▶ _Material for the task_
+++++

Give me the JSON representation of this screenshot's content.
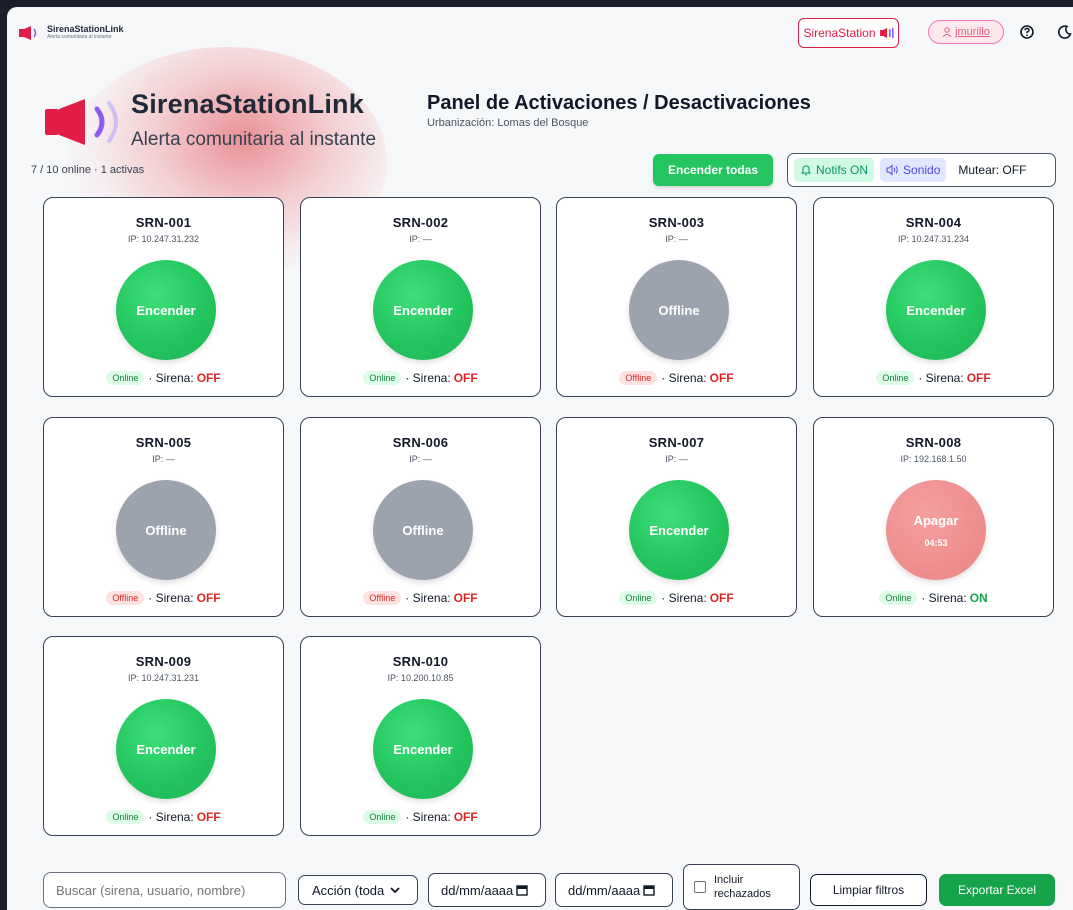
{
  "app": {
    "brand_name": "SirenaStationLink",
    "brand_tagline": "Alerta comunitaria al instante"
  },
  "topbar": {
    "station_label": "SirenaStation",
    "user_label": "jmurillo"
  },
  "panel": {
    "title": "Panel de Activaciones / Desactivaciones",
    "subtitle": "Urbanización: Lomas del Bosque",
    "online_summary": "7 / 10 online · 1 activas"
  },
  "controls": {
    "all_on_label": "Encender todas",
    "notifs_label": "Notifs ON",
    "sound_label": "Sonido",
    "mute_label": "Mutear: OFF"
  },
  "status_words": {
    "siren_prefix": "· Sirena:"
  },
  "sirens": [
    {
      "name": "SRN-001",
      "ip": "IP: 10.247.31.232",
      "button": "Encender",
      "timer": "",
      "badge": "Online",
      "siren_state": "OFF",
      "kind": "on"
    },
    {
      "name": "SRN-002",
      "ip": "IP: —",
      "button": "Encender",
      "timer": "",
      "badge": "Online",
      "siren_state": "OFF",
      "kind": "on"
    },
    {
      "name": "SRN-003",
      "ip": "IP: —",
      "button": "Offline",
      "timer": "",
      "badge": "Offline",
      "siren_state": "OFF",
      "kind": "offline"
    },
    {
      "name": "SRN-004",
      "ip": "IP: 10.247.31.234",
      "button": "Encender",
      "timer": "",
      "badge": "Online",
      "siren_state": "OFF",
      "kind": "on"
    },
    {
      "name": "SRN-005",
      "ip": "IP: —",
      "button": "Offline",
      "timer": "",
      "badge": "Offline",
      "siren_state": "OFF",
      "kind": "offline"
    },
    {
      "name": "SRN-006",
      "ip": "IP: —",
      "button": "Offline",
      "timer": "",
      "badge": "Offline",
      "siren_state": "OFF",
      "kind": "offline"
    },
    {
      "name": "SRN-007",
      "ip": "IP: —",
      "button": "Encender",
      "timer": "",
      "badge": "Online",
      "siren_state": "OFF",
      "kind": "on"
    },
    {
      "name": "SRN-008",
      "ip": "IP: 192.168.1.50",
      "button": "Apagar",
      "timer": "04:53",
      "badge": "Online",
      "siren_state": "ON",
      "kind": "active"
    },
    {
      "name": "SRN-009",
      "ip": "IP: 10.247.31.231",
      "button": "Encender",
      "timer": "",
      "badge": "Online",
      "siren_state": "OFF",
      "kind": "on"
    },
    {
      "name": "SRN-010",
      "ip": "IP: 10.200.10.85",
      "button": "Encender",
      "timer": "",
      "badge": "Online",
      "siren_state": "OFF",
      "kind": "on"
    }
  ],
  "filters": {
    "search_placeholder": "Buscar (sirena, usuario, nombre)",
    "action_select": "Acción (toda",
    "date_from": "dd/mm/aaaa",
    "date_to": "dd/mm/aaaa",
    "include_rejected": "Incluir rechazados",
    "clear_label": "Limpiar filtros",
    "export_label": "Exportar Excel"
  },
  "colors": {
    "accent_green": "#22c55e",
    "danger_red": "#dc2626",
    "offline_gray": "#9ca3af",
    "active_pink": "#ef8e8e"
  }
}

+++++

▶ _Task description_
Pictures are excluded; repeat every record exactly.

▶ _Reply to the task_
Give me the JSON representation of this screenshot's content.
{
  "app": {
    "brand_name": "SirenaStationLink",
    "brand_tagline": "Alerta comunitaria al instante"
  },
  "topbar": {
    "station_label": "SirenaStation",
    "user_label": "jmurillo"
  },
  "panel": {
    "title": "Panel de Activaciones / Desactivaciones",
    "subtitle": "Urbanización: Lomas del Bosque",
    "online_summary": "7 / 10 online · 1 activas"
  },
  "controls": {
    "all_on_label": "Encender todas",
    "notifs_label": "Notifs ON",
    "sound_label": "Sonido",
    "mute_label": "Mutear: OFF"
  },
  "status_words": {
    "siren_prefix": "· Sirena:"
  },
  "sirens": [
    {
      "name": "SRN-001",
      "ip": "IP: 10.247.31.232",
      "button": "Encender",
      "timer": "",
      "badge": "Online",
      "siren_state": "OFF",
      "kind": "on"
    },
    {
      "name": "SRN-002",
      "ip": "IP: —",
      "button": "Encender",
      "timer": "",
      "badge": "Online",
      "siren_state": "OFF",
      "kind": "on"
    },
    {
      "name": "SRN-003",
      "ip": "IP: —",
      "button": "Offline",
      "timer": "",
      "badge": "Offline",
      "siren_state": "OFF",
      "kind": "offline"
    },
    {
      "name": "SRN-004",
      "ip": "IP: 10.247.31.234",
      "button": "Encender",
      "timer": "",
      "badge": "Online",
      "siren_state": "OFF",
      "kind": "on"
    },
    {
      "name": "SRN-005",
      "ip": "IP: —",
      "button": "Offline",
      "timer": "",
      "badge": "Offline",
      "siren_state": "OFF",
      "kind": "offline"
    },
    {
      "name": "SRN-006",
      "ip": "IP: —",
      "button": "Offline",
      "timer": "",
      "badge": "Offline",
      "siren_state": "OFF",
      "kind": "offline"
    },
    {
      "name": "SRN-007",
      "ip": "IP: —",
      "button": "Encender",
      "timer": "",
      "badge": "Online",
      "siren_state": "OFF",
      "kind": "on"
    },
    {
      "name": "SRN-008",
      "ip": "IP: 192.168.1.50",
      "button": "Apagar",
      "timer": "04:53",
      "badge": "Online",
      "siren_state": "ON",
      "kind": "active"
    },
    {
      "name": "SRN-009",
      "ip": "IP: 10.247.31.231",
      "button": "Encender",
      "timer": "",
      "badge": "Online",
      "siren_state": "OFF",
      "kind": "on"
    },
    {
      "name": "SRN-010",
      "ip": "IP: 10.200.10.85",
      "button": "Encender",
      "timer": "",
      "badge": "Online",
      "siren_state": "OFF",
      "kind": "on"
    }
  ],
  "filters": {
    "search_placeholder": "Buscar (sirena, usuario, nombre)",
    "action_select": "Acción (toda",
    "date_from": "dd/mm/aaaa",
    "date_to": "dd/mm/aaaa",
    "include_rejected": "Incluir rechazados",
    "clear_label": "Limpiar filtros",
    "export_label": "Exportar Excel"
  },
  "colors": {
    "accent_green": "#22c55e",
    "danger_red": "#dc2626",
    "offline_gray": "#9ca3af",
    "active_pink": "#ef8e8e"
  }
}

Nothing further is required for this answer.